§ Required task
Locate all lines with the word "following". Copy them.

§ Provided data
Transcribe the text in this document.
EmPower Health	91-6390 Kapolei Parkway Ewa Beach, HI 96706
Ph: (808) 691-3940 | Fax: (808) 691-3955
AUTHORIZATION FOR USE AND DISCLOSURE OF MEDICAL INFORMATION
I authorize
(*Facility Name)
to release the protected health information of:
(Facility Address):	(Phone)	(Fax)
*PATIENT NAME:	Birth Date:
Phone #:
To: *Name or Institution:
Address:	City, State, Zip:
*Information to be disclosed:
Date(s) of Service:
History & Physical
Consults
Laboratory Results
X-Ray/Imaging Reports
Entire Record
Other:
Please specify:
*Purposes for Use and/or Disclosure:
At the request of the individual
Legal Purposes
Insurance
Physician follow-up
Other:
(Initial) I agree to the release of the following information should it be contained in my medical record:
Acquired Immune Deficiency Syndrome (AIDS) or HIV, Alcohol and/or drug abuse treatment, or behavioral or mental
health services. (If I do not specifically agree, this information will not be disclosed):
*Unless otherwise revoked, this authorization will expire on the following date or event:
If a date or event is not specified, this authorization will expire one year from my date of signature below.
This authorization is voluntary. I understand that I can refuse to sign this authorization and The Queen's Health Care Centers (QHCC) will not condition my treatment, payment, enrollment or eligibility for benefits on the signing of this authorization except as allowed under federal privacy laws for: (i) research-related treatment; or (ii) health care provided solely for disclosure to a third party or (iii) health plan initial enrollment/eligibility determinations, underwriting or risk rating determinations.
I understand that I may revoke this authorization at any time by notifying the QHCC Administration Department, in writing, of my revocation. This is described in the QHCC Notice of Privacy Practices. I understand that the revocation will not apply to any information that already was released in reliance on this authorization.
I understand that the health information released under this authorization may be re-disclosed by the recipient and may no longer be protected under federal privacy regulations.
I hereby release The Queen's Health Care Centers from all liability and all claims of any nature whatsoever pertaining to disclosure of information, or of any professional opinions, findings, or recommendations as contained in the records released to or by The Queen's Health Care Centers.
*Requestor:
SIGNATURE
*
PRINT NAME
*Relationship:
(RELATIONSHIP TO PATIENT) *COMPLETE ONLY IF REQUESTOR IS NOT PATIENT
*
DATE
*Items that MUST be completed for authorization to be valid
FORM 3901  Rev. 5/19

§ Output of the exercise
(Initial) I agree to the release of the following information should it be contained in my medical record:
*Unless otherwise revoked, this authorization will expire on the following date or event:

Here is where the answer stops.